* **The exercise**: Count lines with "provided" in them. Report only the total.

* **Listing**:
----
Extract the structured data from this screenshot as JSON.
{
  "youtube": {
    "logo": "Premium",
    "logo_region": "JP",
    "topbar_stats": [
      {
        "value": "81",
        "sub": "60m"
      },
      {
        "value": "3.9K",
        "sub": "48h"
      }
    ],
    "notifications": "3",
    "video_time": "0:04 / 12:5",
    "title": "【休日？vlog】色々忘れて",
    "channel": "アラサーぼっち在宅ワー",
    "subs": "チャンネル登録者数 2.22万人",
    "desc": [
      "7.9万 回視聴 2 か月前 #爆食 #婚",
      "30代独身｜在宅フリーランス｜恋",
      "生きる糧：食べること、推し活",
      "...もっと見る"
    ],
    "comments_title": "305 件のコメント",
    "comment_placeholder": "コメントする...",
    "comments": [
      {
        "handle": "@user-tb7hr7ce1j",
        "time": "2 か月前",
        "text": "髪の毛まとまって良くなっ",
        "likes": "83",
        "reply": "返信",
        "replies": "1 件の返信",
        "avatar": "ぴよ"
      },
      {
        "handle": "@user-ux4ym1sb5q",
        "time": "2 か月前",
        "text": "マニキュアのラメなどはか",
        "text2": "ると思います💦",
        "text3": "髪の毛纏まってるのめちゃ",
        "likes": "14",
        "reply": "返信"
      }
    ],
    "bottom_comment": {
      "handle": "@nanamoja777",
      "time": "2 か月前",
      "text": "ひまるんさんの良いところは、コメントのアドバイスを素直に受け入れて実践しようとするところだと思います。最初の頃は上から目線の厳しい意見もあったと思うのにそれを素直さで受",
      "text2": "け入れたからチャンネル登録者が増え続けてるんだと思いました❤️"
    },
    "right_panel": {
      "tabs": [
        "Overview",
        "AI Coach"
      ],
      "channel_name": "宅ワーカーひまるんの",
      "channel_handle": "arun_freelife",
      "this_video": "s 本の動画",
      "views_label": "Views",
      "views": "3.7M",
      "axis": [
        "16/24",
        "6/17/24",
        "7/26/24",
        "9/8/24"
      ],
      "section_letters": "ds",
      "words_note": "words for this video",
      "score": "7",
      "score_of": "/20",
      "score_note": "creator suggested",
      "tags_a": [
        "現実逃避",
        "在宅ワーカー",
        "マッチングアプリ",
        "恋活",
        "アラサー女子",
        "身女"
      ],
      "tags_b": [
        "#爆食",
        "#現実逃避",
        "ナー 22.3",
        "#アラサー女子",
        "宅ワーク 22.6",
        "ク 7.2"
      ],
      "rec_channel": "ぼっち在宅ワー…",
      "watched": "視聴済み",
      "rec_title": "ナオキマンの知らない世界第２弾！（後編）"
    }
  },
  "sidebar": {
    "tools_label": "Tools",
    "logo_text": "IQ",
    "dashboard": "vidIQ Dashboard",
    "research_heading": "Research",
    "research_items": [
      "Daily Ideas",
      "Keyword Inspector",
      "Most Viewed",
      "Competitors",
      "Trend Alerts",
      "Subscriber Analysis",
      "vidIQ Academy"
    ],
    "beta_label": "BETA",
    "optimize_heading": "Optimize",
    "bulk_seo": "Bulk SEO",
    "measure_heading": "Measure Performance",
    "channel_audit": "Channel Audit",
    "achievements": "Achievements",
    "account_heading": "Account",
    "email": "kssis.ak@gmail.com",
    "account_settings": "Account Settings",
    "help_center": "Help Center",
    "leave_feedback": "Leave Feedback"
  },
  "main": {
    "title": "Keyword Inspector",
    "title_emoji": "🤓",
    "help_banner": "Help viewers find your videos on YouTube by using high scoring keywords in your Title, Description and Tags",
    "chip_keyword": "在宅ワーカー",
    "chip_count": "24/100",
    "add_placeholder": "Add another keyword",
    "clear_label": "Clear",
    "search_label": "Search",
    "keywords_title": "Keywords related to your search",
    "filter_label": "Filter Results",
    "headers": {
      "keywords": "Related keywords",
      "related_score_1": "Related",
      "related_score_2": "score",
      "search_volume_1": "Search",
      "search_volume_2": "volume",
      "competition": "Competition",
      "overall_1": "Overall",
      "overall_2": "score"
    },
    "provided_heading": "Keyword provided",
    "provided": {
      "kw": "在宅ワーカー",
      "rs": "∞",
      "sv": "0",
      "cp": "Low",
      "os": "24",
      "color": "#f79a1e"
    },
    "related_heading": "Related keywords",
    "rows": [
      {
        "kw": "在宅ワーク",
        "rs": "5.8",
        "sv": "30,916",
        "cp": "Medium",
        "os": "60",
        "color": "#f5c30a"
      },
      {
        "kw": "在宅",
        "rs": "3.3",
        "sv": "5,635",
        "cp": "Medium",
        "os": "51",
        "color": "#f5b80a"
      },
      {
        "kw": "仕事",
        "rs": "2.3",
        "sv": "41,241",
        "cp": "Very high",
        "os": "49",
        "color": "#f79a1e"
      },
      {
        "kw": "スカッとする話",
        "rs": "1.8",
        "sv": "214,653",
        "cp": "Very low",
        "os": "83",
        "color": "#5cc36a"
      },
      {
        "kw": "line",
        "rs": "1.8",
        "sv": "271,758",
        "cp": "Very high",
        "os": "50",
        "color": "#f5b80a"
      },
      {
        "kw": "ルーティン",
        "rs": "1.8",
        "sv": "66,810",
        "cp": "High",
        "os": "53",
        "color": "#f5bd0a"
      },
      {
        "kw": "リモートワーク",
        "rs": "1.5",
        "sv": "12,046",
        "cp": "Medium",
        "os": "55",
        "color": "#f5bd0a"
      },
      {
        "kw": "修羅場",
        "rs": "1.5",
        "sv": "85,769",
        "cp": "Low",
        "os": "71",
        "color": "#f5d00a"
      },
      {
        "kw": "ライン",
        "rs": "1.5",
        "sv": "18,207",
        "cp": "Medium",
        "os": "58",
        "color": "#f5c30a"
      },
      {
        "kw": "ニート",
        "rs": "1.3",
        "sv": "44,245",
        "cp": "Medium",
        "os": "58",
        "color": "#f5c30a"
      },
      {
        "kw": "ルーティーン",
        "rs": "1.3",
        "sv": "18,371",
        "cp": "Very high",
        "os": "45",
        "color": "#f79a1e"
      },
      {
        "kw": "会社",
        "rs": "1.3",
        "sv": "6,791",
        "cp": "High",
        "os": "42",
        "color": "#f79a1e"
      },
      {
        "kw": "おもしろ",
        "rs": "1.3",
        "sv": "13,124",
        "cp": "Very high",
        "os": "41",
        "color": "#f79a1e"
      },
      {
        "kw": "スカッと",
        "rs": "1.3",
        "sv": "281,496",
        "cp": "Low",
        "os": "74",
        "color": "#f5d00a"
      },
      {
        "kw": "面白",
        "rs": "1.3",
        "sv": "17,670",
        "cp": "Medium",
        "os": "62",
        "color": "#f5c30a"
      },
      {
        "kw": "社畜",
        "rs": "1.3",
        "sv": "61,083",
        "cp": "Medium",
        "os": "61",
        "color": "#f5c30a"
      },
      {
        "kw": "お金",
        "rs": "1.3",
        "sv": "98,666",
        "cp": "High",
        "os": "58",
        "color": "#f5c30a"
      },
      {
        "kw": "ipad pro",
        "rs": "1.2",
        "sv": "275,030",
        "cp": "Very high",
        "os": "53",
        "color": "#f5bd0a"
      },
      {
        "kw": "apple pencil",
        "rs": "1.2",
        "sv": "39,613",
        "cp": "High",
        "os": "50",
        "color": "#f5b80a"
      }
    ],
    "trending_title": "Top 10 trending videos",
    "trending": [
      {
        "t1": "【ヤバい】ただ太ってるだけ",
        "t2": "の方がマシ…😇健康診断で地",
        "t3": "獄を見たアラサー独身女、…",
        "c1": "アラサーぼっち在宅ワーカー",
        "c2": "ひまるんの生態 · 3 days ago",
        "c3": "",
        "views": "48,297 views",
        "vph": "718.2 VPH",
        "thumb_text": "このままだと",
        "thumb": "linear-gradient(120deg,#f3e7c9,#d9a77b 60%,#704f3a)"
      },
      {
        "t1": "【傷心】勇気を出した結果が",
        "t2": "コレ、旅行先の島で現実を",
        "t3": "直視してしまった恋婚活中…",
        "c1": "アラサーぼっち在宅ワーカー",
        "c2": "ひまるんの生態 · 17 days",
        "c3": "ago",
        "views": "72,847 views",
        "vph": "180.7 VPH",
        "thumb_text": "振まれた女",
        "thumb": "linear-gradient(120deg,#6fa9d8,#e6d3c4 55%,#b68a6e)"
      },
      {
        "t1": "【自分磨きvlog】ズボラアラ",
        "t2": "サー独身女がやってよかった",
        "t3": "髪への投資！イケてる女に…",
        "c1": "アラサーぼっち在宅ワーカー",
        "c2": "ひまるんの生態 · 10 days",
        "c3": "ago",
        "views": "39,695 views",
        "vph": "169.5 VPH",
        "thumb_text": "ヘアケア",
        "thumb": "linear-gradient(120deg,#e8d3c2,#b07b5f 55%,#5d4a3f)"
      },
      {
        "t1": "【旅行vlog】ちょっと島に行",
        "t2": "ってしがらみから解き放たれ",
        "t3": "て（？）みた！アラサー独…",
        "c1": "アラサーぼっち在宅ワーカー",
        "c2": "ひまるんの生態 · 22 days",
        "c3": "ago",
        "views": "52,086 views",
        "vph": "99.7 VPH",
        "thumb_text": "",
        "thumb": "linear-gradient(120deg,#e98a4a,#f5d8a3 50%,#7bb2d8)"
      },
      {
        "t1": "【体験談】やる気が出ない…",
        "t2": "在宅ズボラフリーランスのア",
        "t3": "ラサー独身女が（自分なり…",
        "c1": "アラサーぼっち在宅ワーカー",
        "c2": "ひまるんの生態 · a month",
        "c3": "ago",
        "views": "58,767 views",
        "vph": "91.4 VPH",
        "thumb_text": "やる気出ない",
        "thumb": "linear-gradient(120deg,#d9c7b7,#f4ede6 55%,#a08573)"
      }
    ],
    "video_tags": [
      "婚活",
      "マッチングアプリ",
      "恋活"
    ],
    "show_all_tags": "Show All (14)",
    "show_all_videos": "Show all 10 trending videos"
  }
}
----
* **Output of the task**: 2